» REQUIREMENT
From the entries below, report how many lines contain the string "Quelle". Give only that number.

(Data items)
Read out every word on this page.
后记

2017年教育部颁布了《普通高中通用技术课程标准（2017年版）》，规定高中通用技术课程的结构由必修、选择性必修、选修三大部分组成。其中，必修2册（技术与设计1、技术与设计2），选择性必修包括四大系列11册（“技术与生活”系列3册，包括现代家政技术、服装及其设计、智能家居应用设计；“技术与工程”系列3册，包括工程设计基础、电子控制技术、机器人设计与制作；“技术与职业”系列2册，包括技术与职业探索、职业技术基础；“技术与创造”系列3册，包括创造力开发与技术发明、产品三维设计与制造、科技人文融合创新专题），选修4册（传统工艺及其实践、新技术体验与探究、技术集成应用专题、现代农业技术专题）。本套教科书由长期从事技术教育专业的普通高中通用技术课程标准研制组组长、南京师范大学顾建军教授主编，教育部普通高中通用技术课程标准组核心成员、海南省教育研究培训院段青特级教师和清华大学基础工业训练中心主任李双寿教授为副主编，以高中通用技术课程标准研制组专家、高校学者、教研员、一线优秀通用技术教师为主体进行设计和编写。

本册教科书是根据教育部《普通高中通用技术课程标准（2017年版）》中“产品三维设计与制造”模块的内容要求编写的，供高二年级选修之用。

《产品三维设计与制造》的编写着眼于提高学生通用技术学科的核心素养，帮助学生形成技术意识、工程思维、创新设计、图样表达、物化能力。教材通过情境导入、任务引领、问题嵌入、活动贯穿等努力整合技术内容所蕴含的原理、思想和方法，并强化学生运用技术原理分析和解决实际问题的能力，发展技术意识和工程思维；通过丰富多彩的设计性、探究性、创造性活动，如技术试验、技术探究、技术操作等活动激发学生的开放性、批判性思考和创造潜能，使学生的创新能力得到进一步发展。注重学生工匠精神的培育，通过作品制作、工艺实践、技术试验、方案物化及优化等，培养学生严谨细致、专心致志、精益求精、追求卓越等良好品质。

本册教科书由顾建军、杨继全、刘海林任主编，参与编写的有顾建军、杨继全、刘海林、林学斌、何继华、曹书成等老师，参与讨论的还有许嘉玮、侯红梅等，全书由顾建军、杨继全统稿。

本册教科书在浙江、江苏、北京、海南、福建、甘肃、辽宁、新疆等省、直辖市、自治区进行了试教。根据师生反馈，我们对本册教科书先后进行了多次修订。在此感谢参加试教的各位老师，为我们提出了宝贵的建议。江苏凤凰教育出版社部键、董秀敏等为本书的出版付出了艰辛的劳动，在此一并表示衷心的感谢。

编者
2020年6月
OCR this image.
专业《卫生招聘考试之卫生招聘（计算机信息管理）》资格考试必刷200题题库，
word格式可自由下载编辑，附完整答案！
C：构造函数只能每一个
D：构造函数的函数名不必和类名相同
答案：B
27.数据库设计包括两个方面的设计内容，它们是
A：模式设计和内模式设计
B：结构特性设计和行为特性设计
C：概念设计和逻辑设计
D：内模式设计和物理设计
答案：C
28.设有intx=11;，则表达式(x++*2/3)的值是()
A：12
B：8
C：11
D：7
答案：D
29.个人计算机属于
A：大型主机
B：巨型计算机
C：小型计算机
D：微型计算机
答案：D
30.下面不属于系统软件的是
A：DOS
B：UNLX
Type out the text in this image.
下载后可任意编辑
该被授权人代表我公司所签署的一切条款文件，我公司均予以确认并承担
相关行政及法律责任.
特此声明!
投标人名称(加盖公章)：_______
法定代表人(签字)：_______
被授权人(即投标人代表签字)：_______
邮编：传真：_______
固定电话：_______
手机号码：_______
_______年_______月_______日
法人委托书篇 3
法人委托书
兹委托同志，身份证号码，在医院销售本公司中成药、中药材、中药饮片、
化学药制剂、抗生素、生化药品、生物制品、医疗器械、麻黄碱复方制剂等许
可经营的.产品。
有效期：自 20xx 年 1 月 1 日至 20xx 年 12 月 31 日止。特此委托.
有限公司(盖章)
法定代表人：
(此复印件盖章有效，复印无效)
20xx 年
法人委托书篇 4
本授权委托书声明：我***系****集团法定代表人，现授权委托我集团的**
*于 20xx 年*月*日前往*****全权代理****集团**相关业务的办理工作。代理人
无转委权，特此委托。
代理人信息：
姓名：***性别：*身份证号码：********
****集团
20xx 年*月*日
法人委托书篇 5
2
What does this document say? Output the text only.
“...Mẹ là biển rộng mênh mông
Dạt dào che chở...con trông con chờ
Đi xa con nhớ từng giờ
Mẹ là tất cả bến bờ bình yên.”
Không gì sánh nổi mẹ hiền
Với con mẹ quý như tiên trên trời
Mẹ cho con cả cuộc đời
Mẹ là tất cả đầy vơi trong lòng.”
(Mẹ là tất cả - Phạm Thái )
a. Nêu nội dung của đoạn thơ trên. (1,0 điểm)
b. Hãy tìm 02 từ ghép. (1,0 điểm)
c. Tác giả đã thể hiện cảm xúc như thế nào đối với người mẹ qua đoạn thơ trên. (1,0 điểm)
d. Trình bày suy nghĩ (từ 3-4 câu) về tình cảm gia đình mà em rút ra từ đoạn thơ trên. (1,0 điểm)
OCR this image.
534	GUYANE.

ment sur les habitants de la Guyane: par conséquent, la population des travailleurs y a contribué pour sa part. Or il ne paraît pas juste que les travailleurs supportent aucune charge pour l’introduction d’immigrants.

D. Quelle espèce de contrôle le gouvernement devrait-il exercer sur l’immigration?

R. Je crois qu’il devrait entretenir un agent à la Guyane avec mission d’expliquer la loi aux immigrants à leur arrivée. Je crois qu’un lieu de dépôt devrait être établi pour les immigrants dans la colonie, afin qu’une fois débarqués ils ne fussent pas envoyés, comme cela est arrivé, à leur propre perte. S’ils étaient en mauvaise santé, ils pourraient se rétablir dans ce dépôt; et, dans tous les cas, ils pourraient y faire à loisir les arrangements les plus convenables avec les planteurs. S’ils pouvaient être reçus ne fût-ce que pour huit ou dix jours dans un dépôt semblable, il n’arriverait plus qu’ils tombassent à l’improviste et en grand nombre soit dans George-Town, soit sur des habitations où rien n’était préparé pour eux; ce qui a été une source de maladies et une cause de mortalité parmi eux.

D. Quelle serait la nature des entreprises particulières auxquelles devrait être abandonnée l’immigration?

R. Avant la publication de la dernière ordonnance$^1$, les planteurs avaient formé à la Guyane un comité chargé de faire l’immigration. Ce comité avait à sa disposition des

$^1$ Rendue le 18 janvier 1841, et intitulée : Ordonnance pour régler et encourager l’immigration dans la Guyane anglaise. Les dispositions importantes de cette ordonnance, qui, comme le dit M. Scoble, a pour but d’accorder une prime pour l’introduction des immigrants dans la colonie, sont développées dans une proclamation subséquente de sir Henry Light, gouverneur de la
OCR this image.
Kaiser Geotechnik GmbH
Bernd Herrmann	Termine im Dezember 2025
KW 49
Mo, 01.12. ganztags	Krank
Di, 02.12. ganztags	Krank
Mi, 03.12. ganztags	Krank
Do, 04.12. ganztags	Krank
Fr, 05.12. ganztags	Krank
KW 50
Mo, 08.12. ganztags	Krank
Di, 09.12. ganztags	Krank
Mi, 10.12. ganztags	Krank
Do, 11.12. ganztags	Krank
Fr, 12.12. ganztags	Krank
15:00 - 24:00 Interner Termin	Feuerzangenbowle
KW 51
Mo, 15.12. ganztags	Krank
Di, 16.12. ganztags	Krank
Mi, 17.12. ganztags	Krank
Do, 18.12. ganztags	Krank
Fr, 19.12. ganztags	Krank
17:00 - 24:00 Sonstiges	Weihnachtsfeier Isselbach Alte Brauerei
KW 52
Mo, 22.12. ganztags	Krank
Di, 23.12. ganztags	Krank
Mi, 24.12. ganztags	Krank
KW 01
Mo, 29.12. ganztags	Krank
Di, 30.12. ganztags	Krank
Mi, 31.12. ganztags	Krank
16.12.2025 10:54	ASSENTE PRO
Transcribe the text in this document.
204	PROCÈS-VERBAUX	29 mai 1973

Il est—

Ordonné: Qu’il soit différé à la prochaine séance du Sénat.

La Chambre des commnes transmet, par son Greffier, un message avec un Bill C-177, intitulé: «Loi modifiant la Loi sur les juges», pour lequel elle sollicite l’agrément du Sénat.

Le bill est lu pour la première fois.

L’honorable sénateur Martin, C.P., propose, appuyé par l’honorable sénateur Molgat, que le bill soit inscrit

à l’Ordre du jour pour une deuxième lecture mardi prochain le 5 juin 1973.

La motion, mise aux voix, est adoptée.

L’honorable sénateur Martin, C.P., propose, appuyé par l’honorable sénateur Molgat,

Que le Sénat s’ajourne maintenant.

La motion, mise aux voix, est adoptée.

» REPLY TO THE EXERCISE
2